▸ **TASK STATEMENT**
Write all of the entries out again exactly.

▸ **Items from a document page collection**
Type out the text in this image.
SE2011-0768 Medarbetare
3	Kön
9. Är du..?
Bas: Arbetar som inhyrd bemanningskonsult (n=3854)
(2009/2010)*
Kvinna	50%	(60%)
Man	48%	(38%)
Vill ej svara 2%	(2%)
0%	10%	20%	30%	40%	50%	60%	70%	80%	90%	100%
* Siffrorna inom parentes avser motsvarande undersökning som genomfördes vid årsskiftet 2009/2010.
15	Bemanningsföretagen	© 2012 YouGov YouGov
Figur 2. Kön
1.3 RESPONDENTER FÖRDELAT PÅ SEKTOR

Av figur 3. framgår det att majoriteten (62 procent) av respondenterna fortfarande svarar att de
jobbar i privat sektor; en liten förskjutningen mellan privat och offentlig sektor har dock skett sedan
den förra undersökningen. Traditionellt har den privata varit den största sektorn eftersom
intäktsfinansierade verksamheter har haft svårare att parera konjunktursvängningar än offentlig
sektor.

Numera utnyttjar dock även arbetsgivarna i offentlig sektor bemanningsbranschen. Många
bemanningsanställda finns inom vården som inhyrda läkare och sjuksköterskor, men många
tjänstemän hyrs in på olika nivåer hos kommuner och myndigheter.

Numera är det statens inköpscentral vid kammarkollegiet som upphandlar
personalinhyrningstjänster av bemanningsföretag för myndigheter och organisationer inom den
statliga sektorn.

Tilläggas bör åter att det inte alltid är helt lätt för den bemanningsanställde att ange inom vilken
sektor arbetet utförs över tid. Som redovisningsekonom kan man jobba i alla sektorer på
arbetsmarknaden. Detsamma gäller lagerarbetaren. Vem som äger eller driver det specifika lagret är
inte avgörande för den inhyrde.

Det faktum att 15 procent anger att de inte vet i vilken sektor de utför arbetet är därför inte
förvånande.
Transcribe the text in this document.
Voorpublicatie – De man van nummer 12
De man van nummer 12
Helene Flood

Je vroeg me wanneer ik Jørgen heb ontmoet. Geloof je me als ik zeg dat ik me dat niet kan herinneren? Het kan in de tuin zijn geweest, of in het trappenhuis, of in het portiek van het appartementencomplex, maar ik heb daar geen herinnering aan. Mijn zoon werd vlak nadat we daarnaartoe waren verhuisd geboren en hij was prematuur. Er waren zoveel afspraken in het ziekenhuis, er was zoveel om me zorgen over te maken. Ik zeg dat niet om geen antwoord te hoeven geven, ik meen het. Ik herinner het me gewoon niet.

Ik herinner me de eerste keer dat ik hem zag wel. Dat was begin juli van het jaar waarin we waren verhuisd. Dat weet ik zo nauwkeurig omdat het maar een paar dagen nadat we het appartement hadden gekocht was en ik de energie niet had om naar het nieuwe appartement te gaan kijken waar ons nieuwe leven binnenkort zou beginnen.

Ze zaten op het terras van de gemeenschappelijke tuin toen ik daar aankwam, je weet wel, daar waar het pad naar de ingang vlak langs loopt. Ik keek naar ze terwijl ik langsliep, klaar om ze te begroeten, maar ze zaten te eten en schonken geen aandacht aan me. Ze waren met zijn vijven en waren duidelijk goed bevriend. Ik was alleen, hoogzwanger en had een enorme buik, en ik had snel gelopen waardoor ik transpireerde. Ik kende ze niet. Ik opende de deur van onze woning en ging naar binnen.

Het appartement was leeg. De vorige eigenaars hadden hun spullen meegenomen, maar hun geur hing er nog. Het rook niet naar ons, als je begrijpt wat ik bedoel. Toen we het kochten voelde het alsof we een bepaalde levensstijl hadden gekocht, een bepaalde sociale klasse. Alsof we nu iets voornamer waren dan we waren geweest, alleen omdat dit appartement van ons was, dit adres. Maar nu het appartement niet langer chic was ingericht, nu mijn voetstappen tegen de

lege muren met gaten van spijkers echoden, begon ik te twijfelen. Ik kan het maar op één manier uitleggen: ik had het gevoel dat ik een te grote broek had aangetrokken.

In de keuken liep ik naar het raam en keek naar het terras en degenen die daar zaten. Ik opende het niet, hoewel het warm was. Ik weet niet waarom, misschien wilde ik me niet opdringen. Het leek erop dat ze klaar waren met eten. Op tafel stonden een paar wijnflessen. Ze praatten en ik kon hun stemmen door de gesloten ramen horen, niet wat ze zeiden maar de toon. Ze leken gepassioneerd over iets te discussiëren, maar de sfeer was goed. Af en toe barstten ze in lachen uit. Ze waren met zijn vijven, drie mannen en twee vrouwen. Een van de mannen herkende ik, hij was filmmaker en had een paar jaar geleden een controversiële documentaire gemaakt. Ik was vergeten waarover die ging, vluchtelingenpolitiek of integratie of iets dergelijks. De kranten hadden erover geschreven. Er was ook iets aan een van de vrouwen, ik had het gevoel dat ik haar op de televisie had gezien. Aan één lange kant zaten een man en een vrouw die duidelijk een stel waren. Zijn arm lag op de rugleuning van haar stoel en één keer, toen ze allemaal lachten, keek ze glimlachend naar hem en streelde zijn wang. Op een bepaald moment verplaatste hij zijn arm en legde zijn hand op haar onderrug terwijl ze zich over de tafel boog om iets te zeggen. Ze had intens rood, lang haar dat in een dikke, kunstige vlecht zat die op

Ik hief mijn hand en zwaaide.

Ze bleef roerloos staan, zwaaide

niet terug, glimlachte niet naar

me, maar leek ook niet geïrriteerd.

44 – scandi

▸ **ANSWER SPACE**
Type out the text in this image.
SE2011-0768 Medarbetare
3	Kön
9. Är du..?
Bas: Arbetar som inhyrd bemanningskonsult (n=3854)
(2009/2010)*
Kvinna	50%	(60%)
Man	48%	(38%)
Vill ej svara 2%	(2%)
0%	10%	20%	30%	40%	50%	60%	70%	80%	90%	100%
* Siffrorna inom parentes avser motsvarande undersökning som genomfördes vid årsskiftet 2009/2010.
15	Bemanningsföretagen	© 2012 YouGov YouGov
Figur 2. Kön
1.3 RESPONDENTER FÖRDELAT PÅ SEKTOR

Av figur 3. framgår det att majoriteten (62 procent) av respondenterna fortfarande svarar att de
jobbar i privat sektor; en liten förskjutningen mellan privat och offentlig sektor har dock skett sedan
den förra undersökningen. Traditionellt har den privata varit den största sektorn eftersom
intäktsfinansierade verksamheter har haft svårare att parera konjunktursvängningar än offentlig
sektor.

Numera utnyttjar dock även arbetsgivarna i offentlig sektor bemanningsbranschen. Många
bemanningsanställda finns inom vården som inhyrda läkare och sjuksköterskor, men många
tjänstemän hyrs in på olika nivåer hos kommuner och myndigheter.

Numera är det statens inköpscentral vid kammarkollegiet som upphandlar
personalinhyrningstjänster av bemanningsföretag för myndigheter och organisationer inom den
statliga sektorn.

Tilläggas bör åter att det inte alltid är helt lätt för den bemanningsanställde att ange inom vilken
sektor arbetet utförs över tid. Som redovisningsekonom kan man jobba i alla sektorer på
arbetsmarknaden. Detsamma gäller lagerarbetaren. Vem som äger eller driver det specifika lagret är
inte avgörande för den inhyrde.

Det faktum att 15 procent anger att de inte vet i vilken sektor de utför arbetet är därför inte
förvånande.
Transcribe the text in this document.
Voorpublicatie – De man van nummer 12
De man van nummer 12
Helene Flood

Je vroeg me wanneer ik Jørgen heb ontmoet. Geloof je me als ik zeg dat ik me dat niet kan herinneren? Het kan in de tuin zijn geweest, of in het trappenhuis, of in het portiek van het appartementencomplex, maar ik heb daar geen herinnering aan. Mijn zoon werd vlak nadat we daarnaartoe waren verhuisd geboren en hij was prematuur. Er waren zoveel afspraken in het ziekenhuis, er was zoveel om me zorgen over te maken. Ik zeg dat niet om geen antwoord te hoeven geven, ik meen het. Ik herinner het me gewoon niet.

Ik herinner me de eerste keer dat ik hem zag wel. Dat was begin juli van het jaar waarin we waren verhuisd. Dat weet ik zo nauwkeurig omdat het maar een paar dagen nadat we het appartement hadden gekocht was en ik de energie niet had om naar het nieuwe appartement te gaan kijken waar ons nieuwe leven binnenkort zou beginnen.

Ze zaten op het terras van de gemeenschappelijke tuin toen ik daar aankwam, je weet wel, daar waar het pad naar de ingang vlak langs loopt. Ik keek naar ze terwijl ik langsliep, klaar om ze te begroeten, maar ze zaten te eten en schonken geen aandacht aan me. Ze waren met zijn vijven en waren duidelijk goed bevriend. Ik was alleen, hoogzwanger en had een enorme buik, en ik had snel gelopen waardoor ik transpireerde. Ik kende ze niet. Ik opende de deur van onze woning en ging naar binnen.

Het appartement was leeg. De vorige eigenaars hadden hun spullen meegenomen, maar hun geur hing er nog. Het rook niet naar ons, als je begrijpt wat ik bedoel. Toen we het kochten voelde het alsof we een bepaalde levensstijl hadden gekocht, een bepaalde sociale klasse. Alsof we nu iets voornamer waren dan we waren geweest, alleen omdat dit appartement van ons was, dit adres. Maar nu het appartement niet langer chic was ingericht, nu mijn voetstappen tegen de

lege muren met gaten van spijkers echoden, begon ik te twijfelen. Ik kan het maar op één manier uitleggen: ik had het gevoel dat ik een te grote broek had aangetrokken.

In de keuken liep ik naar het raam en keek naar het terras en degenen die daar zaten. Ik opende het niet, hoewel het warm was. Ik weet niet waarom, misschien wilde ik me niet opdringen. Het leek erop dat ze klaar waren met eten. Op tafel stonden een paar wijnflessen. Ze praatten en ik kon hun stemmen door de gesloten ramen horen, niet wat ze zeiden maar de toon. Ze leken gepassioneerd over iets te discussiëren, maar de sfeer was goed. Af en toe barstten ze in lachen uit. Ze waren met zijn vijven, drie mannen en twee vrouwen. Een van de mannen herkende ik, hij was filmmaker en had een paar jaar geleden een controversiële documentaire gemaakt. Ik was vergeten waarover die ging, vluchtelingenpolitiek of integratie of iets dergelijks. De kranten hadden erover geschreven. Er was ook iets aan een van de vrouwen, ik had het gevoel dat ik haar op de televisie had gezien. Aan één lange kant zaten een man en een vrouw die duidelijk een stel waren. Zijn arm lag op de rugleuning van haar stoel en één keer, toen ze allemaal lachten, keek ze glimlachend naar hem en streelde zijn wang. Op een bepaald moment verplaatste hij zijn arm en legde zijn hand op haar onderrug terwijl ze zich over de tafel boog om iets te zeggen. Ze had intens rood, lang haar dat in een dikke, kunstige vlecht zat die op

Ik hief mijn hand en zwaaide.

Ze bleef roerloos staan, zwaaide

niet terug, glimlachte niet naar

me, maar leek ook niet geïrriteerd.

44 – scandi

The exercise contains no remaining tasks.